## WHAT THIS TASK INVOLVES
Pull each line holding "BHISTC" out of the entries below.
===== PROVIDED ENTRIES
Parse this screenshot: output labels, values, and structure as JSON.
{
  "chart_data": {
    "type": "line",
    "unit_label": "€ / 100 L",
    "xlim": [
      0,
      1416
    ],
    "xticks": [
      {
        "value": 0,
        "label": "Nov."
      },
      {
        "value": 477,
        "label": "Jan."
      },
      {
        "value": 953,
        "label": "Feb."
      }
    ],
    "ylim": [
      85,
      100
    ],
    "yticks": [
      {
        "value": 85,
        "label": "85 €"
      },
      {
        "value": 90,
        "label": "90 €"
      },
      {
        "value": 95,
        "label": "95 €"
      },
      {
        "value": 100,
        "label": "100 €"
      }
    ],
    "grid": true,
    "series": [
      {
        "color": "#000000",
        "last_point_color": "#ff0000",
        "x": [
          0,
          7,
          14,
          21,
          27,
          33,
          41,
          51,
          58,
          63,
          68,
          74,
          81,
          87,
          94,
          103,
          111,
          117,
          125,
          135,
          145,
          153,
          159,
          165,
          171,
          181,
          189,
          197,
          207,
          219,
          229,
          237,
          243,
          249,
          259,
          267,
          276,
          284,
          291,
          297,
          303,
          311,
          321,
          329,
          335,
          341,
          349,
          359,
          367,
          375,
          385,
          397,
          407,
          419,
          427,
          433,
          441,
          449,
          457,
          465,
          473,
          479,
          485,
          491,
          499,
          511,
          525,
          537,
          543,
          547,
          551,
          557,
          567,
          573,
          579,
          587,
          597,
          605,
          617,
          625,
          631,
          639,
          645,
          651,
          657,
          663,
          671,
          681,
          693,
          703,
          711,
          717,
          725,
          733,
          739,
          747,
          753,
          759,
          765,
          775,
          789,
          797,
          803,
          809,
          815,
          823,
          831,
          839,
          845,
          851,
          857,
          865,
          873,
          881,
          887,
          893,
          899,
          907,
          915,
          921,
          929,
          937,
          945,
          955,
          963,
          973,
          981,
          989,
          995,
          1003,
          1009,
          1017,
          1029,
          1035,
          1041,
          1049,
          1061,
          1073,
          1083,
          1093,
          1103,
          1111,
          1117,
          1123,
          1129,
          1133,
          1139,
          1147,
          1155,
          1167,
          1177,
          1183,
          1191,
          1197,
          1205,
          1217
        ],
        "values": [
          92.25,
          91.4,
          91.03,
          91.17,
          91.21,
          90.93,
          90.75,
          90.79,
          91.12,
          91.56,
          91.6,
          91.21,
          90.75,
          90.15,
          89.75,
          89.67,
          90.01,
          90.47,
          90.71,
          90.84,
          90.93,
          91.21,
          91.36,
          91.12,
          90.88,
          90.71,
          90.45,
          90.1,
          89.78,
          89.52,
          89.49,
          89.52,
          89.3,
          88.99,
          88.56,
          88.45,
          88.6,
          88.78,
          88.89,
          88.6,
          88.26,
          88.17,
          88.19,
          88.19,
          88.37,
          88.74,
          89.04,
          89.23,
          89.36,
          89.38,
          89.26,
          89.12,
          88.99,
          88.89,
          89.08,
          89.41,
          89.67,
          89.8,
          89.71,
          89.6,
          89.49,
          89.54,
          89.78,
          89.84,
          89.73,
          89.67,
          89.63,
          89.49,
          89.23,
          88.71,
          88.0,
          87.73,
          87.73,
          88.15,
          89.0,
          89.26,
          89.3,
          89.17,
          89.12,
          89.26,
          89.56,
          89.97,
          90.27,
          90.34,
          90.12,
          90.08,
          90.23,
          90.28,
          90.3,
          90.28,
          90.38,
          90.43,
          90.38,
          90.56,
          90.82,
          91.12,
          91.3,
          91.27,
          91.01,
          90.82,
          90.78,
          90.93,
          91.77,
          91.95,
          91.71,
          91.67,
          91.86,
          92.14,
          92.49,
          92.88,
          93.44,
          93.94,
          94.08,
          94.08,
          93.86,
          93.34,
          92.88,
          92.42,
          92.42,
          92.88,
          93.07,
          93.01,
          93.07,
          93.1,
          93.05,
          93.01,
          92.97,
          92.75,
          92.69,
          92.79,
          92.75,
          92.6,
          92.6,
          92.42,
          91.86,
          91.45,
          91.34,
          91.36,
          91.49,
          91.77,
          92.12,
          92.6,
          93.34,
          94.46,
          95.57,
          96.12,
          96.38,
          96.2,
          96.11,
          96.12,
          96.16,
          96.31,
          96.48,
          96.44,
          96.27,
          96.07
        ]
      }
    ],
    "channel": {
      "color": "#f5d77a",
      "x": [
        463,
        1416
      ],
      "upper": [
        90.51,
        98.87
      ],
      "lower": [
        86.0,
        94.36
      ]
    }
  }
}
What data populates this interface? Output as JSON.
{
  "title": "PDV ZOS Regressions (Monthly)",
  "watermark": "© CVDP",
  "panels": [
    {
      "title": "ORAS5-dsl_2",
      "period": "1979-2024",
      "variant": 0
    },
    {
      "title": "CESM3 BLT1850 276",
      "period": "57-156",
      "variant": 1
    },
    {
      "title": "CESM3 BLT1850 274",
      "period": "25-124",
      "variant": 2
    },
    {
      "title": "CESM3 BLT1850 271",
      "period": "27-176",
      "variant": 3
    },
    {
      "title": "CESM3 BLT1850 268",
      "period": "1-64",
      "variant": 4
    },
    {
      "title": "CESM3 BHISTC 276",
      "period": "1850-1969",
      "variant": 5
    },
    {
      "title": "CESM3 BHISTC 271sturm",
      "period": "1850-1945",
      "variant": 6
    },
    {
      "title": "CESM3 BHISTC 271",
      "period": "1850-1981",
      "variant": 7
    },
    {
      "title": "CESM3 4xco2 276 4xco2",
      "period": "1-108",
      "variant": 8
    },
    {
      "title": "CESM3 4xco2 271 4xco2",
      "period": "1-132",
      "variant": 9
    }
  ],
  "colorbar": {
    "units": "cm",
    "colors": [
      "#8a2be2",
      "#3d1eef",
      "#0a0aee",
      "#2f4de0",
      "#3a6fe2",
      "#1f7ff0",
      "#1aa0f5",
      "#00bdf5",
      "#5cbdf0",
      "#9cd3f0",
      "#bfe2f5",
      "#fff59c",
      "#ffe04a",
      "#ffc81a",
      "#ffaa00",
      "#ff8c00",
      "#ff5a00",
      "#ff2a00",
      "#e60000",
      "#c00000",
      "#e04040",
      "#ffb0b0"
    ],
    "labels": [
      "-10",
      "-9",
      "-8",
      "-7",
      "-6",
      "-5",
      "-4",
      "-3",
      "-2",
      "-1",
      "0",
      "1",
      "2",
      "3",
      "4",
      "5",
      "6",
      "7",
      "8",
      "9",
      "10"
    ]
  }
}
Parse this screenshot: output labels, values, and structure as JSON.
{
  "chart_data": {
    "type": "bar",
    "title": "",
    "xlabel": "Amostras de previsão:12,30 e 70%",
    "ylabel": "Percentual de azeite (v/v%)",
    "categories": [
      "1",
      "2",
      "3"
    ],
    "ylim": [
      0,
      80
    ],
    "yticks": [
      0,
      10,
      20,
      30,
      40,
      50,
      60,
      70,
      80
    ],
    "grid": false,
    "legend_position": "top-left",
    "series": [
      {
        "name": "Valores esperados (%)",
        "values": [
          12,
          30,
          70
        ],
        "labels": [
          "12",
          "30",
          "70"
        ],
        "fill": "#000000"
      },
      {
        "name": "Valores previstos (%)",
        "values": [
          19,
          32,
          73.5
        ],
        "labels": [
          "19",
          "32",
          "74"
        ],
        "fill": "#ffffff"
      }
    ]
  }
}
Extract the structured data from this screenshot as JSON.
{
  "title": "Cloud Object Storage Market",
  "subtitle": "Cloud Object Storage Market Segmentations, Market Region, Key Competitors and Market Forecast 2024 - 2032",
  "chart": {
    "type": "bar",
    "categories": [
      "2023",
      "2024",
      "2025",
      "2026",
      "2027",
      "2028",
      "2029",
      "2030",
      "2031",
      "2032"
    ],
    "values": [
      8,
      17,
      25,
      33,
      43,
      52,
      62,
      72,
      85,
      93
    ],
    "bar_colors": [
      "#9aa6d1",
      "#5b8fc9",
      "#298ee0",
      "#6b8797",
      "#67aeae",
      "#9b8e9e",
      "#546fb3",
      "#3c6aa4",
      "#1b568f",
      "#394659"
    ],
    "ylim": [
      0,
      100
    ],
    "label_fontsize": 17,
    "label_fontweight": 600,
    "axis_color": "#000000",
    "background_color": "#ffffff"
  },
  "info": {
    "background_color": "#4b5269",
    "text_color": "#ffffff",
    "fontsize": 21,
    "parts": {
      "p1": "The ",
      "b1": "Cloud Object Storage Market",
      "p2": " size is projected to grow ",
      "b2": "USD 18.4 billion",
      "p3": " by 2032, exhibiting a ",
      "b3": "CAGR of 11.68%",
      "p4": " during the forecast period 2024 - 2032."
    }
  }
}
==========
## EXERCISE ANSWER
      "title": "CESM3 BHISTC 276",
      "title": "CESM3 BHISTC 271sturm",
      "title": "CESM3 BHISTC 271",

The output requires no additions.